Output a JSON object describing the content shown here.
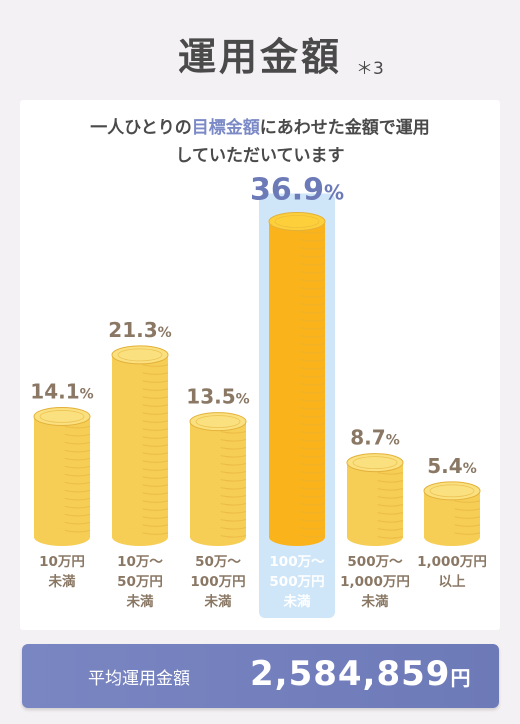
{
  "header": {
    "title": "運用金額",
    "note": "＊3"
  },
  "subtitle": {
    "line1_pre": "一人ひとりの",
    "line1_highlight": "目標金額",
    "line1_post": "にあわせた金額で運用",
    "line2": "していただいています"
  },
  "chart_data": {
    "type": "bar",
    "categories": [
      [
        "10万円",
        "未満"
      ],
      [
        "10万〜",
        "50万円",
        "未満"
      ],
      [
        "50万〜",
        "100万円",
        "未満"
      ],
      [
        "100万〜",
        "500万円",
        "未満"
      ],
      [
        "500万〜",
        "1,000万円",
        "未満"
      ],
      [
        "1,000万円",
        "以上"
      ]
    ],
    "values": [
      14.1,
      21.3,
      13.5,
      36.9,
      8.7,
      5.4
    ],
    "value_labels": [
      "14.1",
      "21.3",
      "13.5",
      "36.9",
      "8.7",
      "5.4"
    ],
    "unit": "%",
    "highlight_index": 3,
    "colors": {
      "coin": "#f6cd55",
      "coin_top": "#fbe07f",
      "coin_line": "#e3b13a",
      "coin_highlight": "#fbb31b",
      "coin_highlight_top": "#fdd03b",
      "label": "#8a7865",
      "label_highlight": "#6d7ab8",
      "category": "#8a7865",
      "category_highlight": "#ffffff",
      "highlight_bg": "#cfe6f9"
    }
  },
  "average": {
    "label": "平均運用金額",
    "value": "2,584,859",
    "unit": "円"
  }
}
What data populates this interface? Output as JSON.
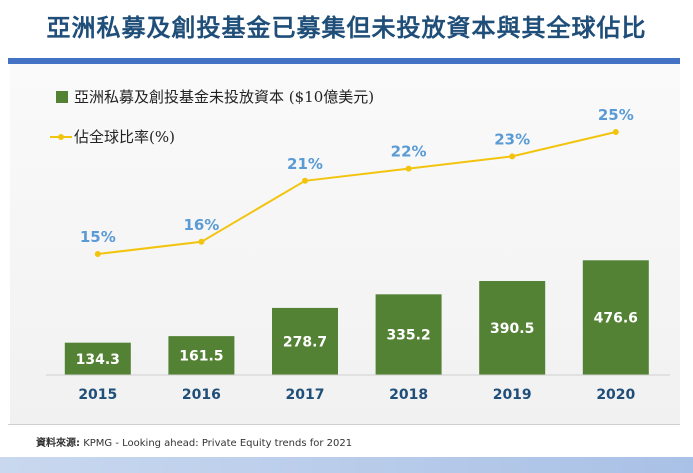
{
  "header": {
    "title": "亞洲私募及創投基金已募集但未投放資本與其全球佔比"
  },
  "chart_data": {
    "type": "bar",
    "categories": [
      "2015",
      "2016",
      "2017",
      "2018",
      "2019",
      "2020"
    ],
    "series": [
      {
        "name": "亞洲私募及創投基金未投放資本 ($10億美元)",
        "kind": "bar",
        "values": [
          134.3,
          161.5,
          278.7,
          335.2,
          390.5,
          476.6
        ],
        "value_labels": [
          "134.3",
          "161.5",
          "278.7",
          "335.2",
          "390.5",
          "476.6"
        ],
        "color": "#548235"
      },
      {
        "name": "佔全球比率(%)",
        "kind": "line",
        "values": [
          15,
          16,
          21,
          22,
          23,
          25
        ],
        "value_labels": [
          "15%",
          "16%",
          "21%",
          "22%",
          "23%",
          "25%"
        ],
        "color": "#f2c40e"
      }
    ],
    "label_color": "#5b9bd5",
    "legend_position": "top-left",
    "grid": false
  },
  "footer": {
    "source_label": "資料來源:",
    "source_text": "KPMG - Looking ahead: Private Equity trends for 2021"
  }
}
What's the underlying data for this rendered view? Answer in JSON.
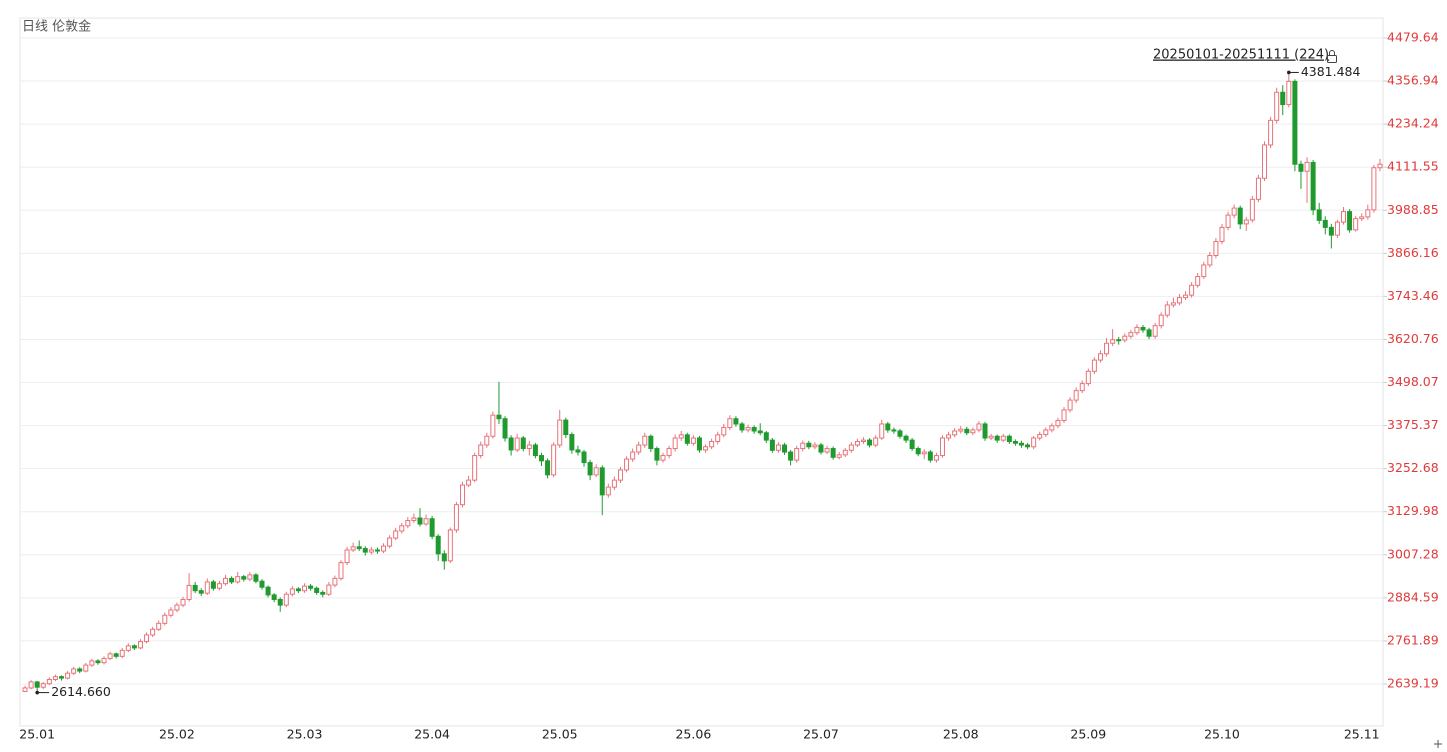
{
  "chart_data": {
    "type": "candlestick",
    "title": "日线 伦敦金",
    "range_label": "20250101-20251111 (224)",
    "categories": [
      null,
      null,
      "25.01",
      null,
      null,
      null,
      null,
      null,
      null,
      null,
      null,
      null,
      null,
      null,
      null,
      null,
      null,
      null,
      null,
      null,
      null,
      null,
      null,
      null,
      null,
      "25.02",
      null,
      null,
      null,
      null,
      null,
      null,
      null,
      null,
      null,
      null,
      null,
      null,
      null,
      null,
      null,
      null,
      null,
      null,
      null,
      null,
      "25.03",
      null,
      null,
      null,
      null,
      null,
      null,
      null,
      null,
      null,
      null,
      null,
      null,
      null,
      null,
      null,
      null,
      null,
      null,
      null,
      null,
      "25.04",
      null,
      null,
      null,
      null,
      null,
      null,
      null,
      null,
      null,
      null,
      null,
      null,
      null,
      null,
      null,
      null,
      null,
      null,
      null,
      null,
      "25.05",
      null,
      null,
      null,
      null,
      null,
      null,
      null,
      null,
      null,
      null,
      null,
      null,
      null,
      null,
      null,
      null,
      null,
      null,
      null,
      null,
      null,
      "25.06",
      null,
      null,
      null,
      null,
      null,
      null,
      null,
      null,
      null,
      null,
      null,
      null,
      null,
      null,
      null,
      null,
      null,
      null,
      null,
      null,
      "25.07",
      null,
      null,
      null,
      null,
      null,
      null,
      null,
      null,
      null,
      null,
      null,
      null,
      null,
      null,
      null,
      null,
      null,
      null,
      null,
      null,
      null,
      null,
      "25.08",
      null,
      null,
      null,
      null,
      null,
      null,
      null,
      null,
      null,
      null,
      null,
      null,
      null,
      null,
      null,
      null,
      null,
      null,
      null,
      null,
      "25.09",
      null,
      null,
      null,
      null,
      null,
      null,
      null,
      null,
      null,
      null,
      null,
      null,
      null,
      null,
      null,
      null,
      null,
      null,
      null,
      null,
      null,
      "25.10",
      null,
      null,
      null,
      null,
      null,
      null,
      null,
      null,
      null,
      null,
      null,
      null,
      null,
      null,
      null,
      null,
      null,
      null,
      null,
      null,
      null,
      null,
      "25.11",
      null,
      null,
      null
    ],
    "ohlc": [
      [
        2618,
        2634,
        2616,
        2628
      ],
      [
        2628,
        2650,
        2624,
        2645
      ],
      [
        2645,
        2648,
        2614.66,
        2630
      ],
      [
        2630,
        2645,
        2625,
        2640
      ],
      [
        2640,
        2658,
        2636,
        2652
      ],
      [
        2652,
        2666,
        2647,
        2660
      ],
      [
        2660,
        2664,
        2649,
        2656
      ],
      [
        2656,
        2676,
        2652,
        2670
      ],
      [
        2670,
        2688,
        2665,
        2682
      ],
      [
        2682,
        2687,
        2670,
        2676
      ],
      [
        2676,
        2699,
        2672,
        2693
      ],
      [
        2693,
        2711,
        2688,
        2705
      ],
      [
        2705,
        2710,
        2694,
        2700
      ],
      [
        2700,
        2718,
        2695,
        2712
      ],
      [
        2712,
        2731,
        2707,
        2725
      ],
      [
        2725,
        2729,
        2712,
        2718
      ],
      [
        2718,
        2742,
        2713,
        2735
      ],
      [
        2735,
        2755,
        2730,
        2748
      ],
      [
        2748,
        2752,
        2736,
        2742
      ],
      [
        2742,
        2767,
        2738,
        2760
      ],
      [
        2760,
        2786,
        2755,
        2779
      ],
      [
        2779,
        2802,
        2773,
        2795
      ],
      [
        2795,
        2820,
        2790,
        2812
      ],
      [
        2812,
        2843,
        2806,
        2835
      ],
      [
        2835,
        2858,
        2829,
        2850
      ],
      [
        2850,
        2871,
        2844,
        2864
      ],
      [
        2864,
        2888,
        2858,
        2880
      ],
      [
        2880,
        2955,
        2874,
        2920
      ],
      [
        2920,
        2930,
        2898,
        2905
      ],
      [
        2905,
        2912,
        2890,
        2898
      ],
      [
        2898,
        2940,
        2893,
        2930
      ],
      [
        2930,
        2936,
        2905,
        2912
      ],
      [
        2912,
        2933,
        2906,
        2925
      ],
      [
        2925,
        2950,
        2919,
        2940
      ],
      [
        2940,
        2946,
        2924,
        2930
      ],
      [
        2930,
        2958,
        2925,
        2945
      ],
      [
        2945,
        2950,
        2931,
        2938
      ],
      [
        2938,
        2958,
        2932,
        2950
      ],
      [
        2950,
        2955,
        2926,
        2932
      ],
      [
        2932,
        2938,
        2908,
        2915
      ],
      [
        2915,
        2920,
        2886,
        2893
      ],
      [
        2893,
        2898,
        2872,
        2880
      ],
      [
        2880,
        2886,
        2845,
        2864
      ],
      [
        2864,
        2902,
        2858,
        2895
      ],
      [
        2895,
        2918,
        2889,
        2910
      ],
      [
        2910,
        2915,
        2898,
        2905
      ],
      [
        2905,
        2926,
        2899,
        2918
      ],
      [
        2918,
        2924,
        2905,
        2912
      ],
      [
        2912,
        2917,
        2893,
        2900
      ],
      [
        2900,
        2906,
        2886,
        2895
      ],
      [
        2895,
        2930,
        2890,
        2921
      ],
      [
        2921,
        2948,
        2915,
        2940
      ],
      [
        2940,
        2992,
        2934,
        2985
      ],
      [
        2985,
        3030,
        2978,
        3021
      ],
      [
        3021,
        3042,
        3015,
        3030
      ],
      [
        3030,
        3048,
        3018,
        3025
      ],
      [
        3025,
        3032,
        3005,
        3015
      ],
      [
        3015,
        3030,
        3008,
        3021
      ],
      [
        3021,
        3028,
        3010,
        3018
      ],
      [
        3018,
        3040,
        3012,
        3032
      ],
      [
        3032,
        3063,
        3026,
        3055
      ],
      [
        3055,
        3084,
        3049,
        3075
      ],
      [
        3075,
        3098,
        3068,
        3090
      ],
      [
        3090,
        3115,
        3083,
        3105
      ],
      [
        3105,
        3125,
        3098,
        3112
      ],
      [
        3112,
        3140,
        3088,
        3095
      ],
      [
        3095,
        3122,
        3090,
        3110
      ],
      [
        3110,
        3118,
        3052,
        3060
      ],
      [
        3060,
        3066,
        2990,
        3010
      ],
      [
        3010,
        3020,
        2965,
        2990
      ],
      [
        2990,
        3085,
        2984,
        3078
      ],
      [
        3078,
        3158,
        3070,
        3150
      ],
      [
        3150,
        3215,
        3142,
        3206
      ],
      [
        3206,
        3232,
        3200,
        3220
      ],
      [
        3220,
        3298,
        3214,
        3290
      ],
      [
        3290,
        3330,
        3282,
        3320
      ],
      [
        3320,
        3355,
        3312,
        3345
      ],
      [
        3345,
        3415,
        3338,
        3405
      ],
      [
        3405,
        3500,
        3380,
        3395
      ],
      [
        3395,
        3402,
        3330,
        3340
      ],
      [
        3340,
        3348,
        3290,
        3306
      ],
      [
        3306,
        3352,
        3300,
        3340
      ],
      [
        3340,
        3346,
        3302,
        3310
      ],
      [
        3310,
        3332,
        3290,
        3320
      ],
      [
        3320,
        3326,
        3282,
        3290
      ],
      [
        3290,
        3298,
        3260,
        3275
      ],
      [
        3275,
        3282,
        3225,
        3235
      ],
      [
        3235,
        3328,
        3228,
        3320
      ],
      [
        3320,
        3420,
        3312,
        3391
      ],
      [
        3391,
        3398,
        3340,
        3350
      ],
      [
        3350,
        3356,
        3295,
        3306
      ],
      [
        3306,
        3318,
        3290,
        3300
      ],
      [
        3300,
        3306,
        3258,
        3270
      ],
      [
        3270,
        3278,
        3220,
        3235
      ],
      [
        3235,
        3265,
        3228,
        3255
      ],
      [
        3255,
        3262,
        3120,
        3178
      ],
      [
        3178,
        3210,
        3170,
        3200
      ],
      [
        3200,
        3230,
        3192,
        3220
      ],
      [
        3220,
        3258,
        3212,
        3249
      ],
      [
        3249,
        3288,
        3242,
        3280
      ],
      [
        3280,
        3310,
        3272,
        3300
      ],
      [
        3300,
        3330,
        3292,
        3320
      ],
      [
        3320,
        3355,
        3312,
        3345
      ],
      [
        3345,
        3350,
        3300,
        3310
      ],
      [
        3310,
        3316,
        3262,
        3277
      ],
      [
        3277,
        3298,
        3270,
        3290
      ],
      [
        3290,
        3318,
        3282,
        3310
      ],
      [
        3310,
        3350,
        3302,
        3340
      ],
      [
        3340,
        3360,
        3332,
        3349
      ],
      [
        3349,
        3355,
        3318,
        3325
      ],
      [
        3325,
        3348,
        3318,
        3340
      ],
      [
        3340,
        3346,
        3298,
        3306
      ],
      [
        3306,
        3322,
        3298,
        3315
      ],
      [
        3315,
        3338,
        3308,
        3330
      ],
      [
        3330,
        3358,
        3322,
        3349
      ],
      [
        3349,
        3380,
        3342,
        3370
      ],
      [
        3370,
        3405,
        3362,
        3395
      ],
      [
        3395,
        3402,
        3372,
        3380
      ],
      [
        3380,
        3386,
        3355,
        3363
      ],
      [
        3363,
        3378,
        3356,
        3370
      ],
      [
        3370,
        3376,
        3352,
        3360
      ],
      [
        3360,
        3382,
        3348,
        3355
      ],
      [
        3355,
        3360,
        3326,
        3334
      ],
      [
        3334,
        3340,
        3298,
        3305
      ],
      [
        3305,
        3328,
        3298,
        3320
      ],
      [
        3320,
        3326,
        3292,
        3300
      ],
      [
        3300,
        3306,
        3262,
        3277
      ],
      [
        3277,
        3318,
        3270,
        3310
      ],
      [
        3310,
        3333,
        3302,
        3325
      ],
      [
        3325,
        3332,
        3308,
        3315
      ],
      [
        3315,
        3328,
        3308,
        3320
      ],
      [
        3320,
        3326,
        3293,
        3300
      ],
      [
        3300,
        3318,
        3294,
        3310
      ],
      [
        3310,
        3316,
        3278,
        3285
      ],
      [
        3285,
        3300,
        3279,
        3292
      ],
      [
        3292,
        3312,
        3286,
        3305
      ],
      [
        3305,
        3328,
        3298,
        3320
      ],
      [
        3320,
        3338,
        3314,
        3330
      ],
      [
        3330,
        3342,
        3323,
        3334
      ],
      [
        3334,
        3340,
        3313,
        3320
      ],
      [
        3320,
        3348,
        3314,
        3340
      ],
      [
        3340,
        3392,
        3334,
        3380
      ],
      [
        3380,
        3386,
        3355,
        3363
      ],
      [
        3363,
        3370,
        3352,
        3360
      ],
      [
        3360,
        3366,
        3338,
        3345
      ],
      [
        3345,
        3350,
        3326,
        3334
      ],
      [
        3334,
        3340,
        3303,
        3310
      ],
      [
        3310,
        3316,
        3288,
        3295
      ],
      [
        3295,
        3308,
        3280,
        3300
      ],
      [
        3300,
        3306,
        3270,
        3277
      ],
      [
        3277,
        3298,
        3270,
        3290
      ],
      [
        3290,
        3348,
        3284,
        3340
      ],
      [
        3340,
        3358,
        3332,
        3349
      ],
      [
        3349,
        3368,
        3342,
        3360
      ],
      [
        3360,
        3374,
        3353,
        3365
      ],
      [
        3365,
        3372,
        3348,
        3355
      ],
      [
        3355,
        3370,
        3348,
        3363
      ],
      [
        3363,
        3388,
        3356,
        3380
      ],
      [
        3380,
        3386,
        3332,
        3340
      ],
      [
        3340,
        3352,
        3334,
        3345
      ],
      [
        3345,
        3350,
        3326,
        3334
      ],
      [
        3334,
        3352,
        3328,
        3345
      ],
      [
        3345,
        3350,
        3323,
        3330
      ],
      [
        3330,
        3336,
        3318,
        3325
      ],
      [
        3325,
        3332,
        3312,
        3320
      ],
      [
        3320,
        3326,
        3308,
        3315
      ],
      [
        3315,
        3346,
        3308,
        3340
      ],
      [
        3340,
        3358,
        3333,
        3350
      ],
      [
        3350,
        3370,
        3343,
        3363
      ],
      [
        3363,
        3382,
        3356,
        3375
      ],
      [
        3375,
        3398,
        3368,
        3390
      ],
      [
        3390,
        3428,
        3383,
        3420
      ],
      [
        3420,
        3456,
        3413,
        3448
      ],
      [
        3448,
        3484,
        3440,
        3475
      ],
      [
        3475,
        3504,
        3468,
        3495
      ],
      [
        3495,
        3538,
        3488,
        3530
      ],
      [
        3530,
        3570,
        3522,
        3562
      ],
      [
        3562,
        3590,
        3555,
        3580
      ],
      [
        3580,
        3625,
        3572,
        3610
      ],
      [
        3610,
        3650,
        3602,
        3620
      ],
      [
        3620,
        3628,
        3606,
        3619
      ],
      [
        3619,
        3638,
        3612,
        3630
      ],
      [
        3630,
        3648,
        3623,
        3640
      ],
      [
        3640,
        3664,
        3633,
        3655
      ],
      [
        3655,
        3662,
        3640,
        3648
      ],
      [
        3648,
        3654,
        3622,
        3630
      ],
      [
        3630,
        3668,
        3623,
        3660
      ],
      [
        3660,
        3698,
        3652,
        3690
      ],
      [
        3690,
        3730,
        3683,
        3719
      ],
      [
        3719,
        3740,
        3712,
        3725
      ],
      [
        3725,
        3750,
        3718,
        3740
      ],
      [
        3740,
        3758,
        3733,
        3747
      ],
      [
        3747,
        3784,
        3740,
        3775
      ],
      [
        3775,
        3810,
        3768,
        3800
      ],
      [
        3800,
        3842,
        3793,
        3833
      ],
      [
        3833,
        3870,
        3826,
        3860
      ],
      [
        3860,
        3910,
        3852,
        3900
      ],
      [
        3900,
        3950,
        3892,
        3940
      ],
      [
        3940,
        3985,
        3932,
        3975
      ],
      [
        3975,
        4005,
        3966,
        3995
      ],
      [
        3995,
        4002,
        3935,
        3950
      ],
      [
        3950,
        3970,
        3930,
        3961
      ],
      [
        3961,
        4030,
        3954,
        4020
      ],
      [
        4020,
        4090,
        4012,
        4080
      ],
      [
        4080,
        4185,
        4072,
        4175
      ],
      [
        4175,
        4255,
        4166,
        4245
      ],
      [
        4245,
        4338,
        4236,
        4325
      ],
      [
        4325,
        4345,
        4260,
        4290
      ],
      [
        4290,
        4381.484,
        4282,
        4356
      ],
      [
        4356,
        4362,
        4100,
        4120
      ],
      [
        4120,
        4130,
        4050,
        4100
      ],
      [
        4100,
        4140,
        4010,
        4125
      ],
      [
        4125,
        4132,
        3975,
        3990
      ],
      [
        3990,
        4010,
        3950,
        3960
      ],
      [
        3960,
        3972,
        3920,
        3940
      ],
      [
        3940,
        3950,
        3880,
        3918
      ],
      [
        3918,
        3962,
        3910,
        3955
      ],
      [
        3955,
        3998,
        3948,
        3985
      ],
      [
        3985,
        3992,
        3925,
        3933
      ],
      [
        3933,
        3972,
        3928,
        3965
      ],
      [
        3965,
        3980,
        3958,
        3970
      ],
      [
        3970,
        4005,
        3962,
        3990
      ],
      [
        3990,
        4118,
        3982,
        4110
      ],
      [
        4110,
        4135,
        4100,
        4120
      ]
    ],
    "high_label": "4381.484",
    "low_label": "2614.660",
    "up_color": "#e8737a",
    "down_color": "#1e9a2e",
    "tick_color": "#e03a3a",
    "ylim": [
      2519.5,
      4536.6
    ],
    "yticks": [
      4479.64,
      4356.94,
      4234.24,
      4111.55,
      3988.85,
      3866.16,
      3743.46,
      3620.76,
      3498.07,
      3375.37,
      3252.68,
      3129.98,
      3007.28,
      2884.59,
      2761.89,
      2639.19
    ],
    "grid": true
  }
}
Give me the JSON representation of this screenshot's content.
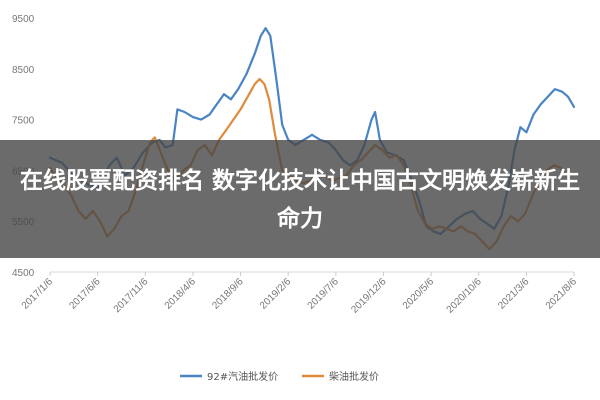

• • • • •

■ Exercise objective: Only lines with the word "What" are wanted, so copy each one from the records.

■ Final result:
What data populates this interface? Output as JSON.
What's the underlying data for this rendered view? Answer in JSON.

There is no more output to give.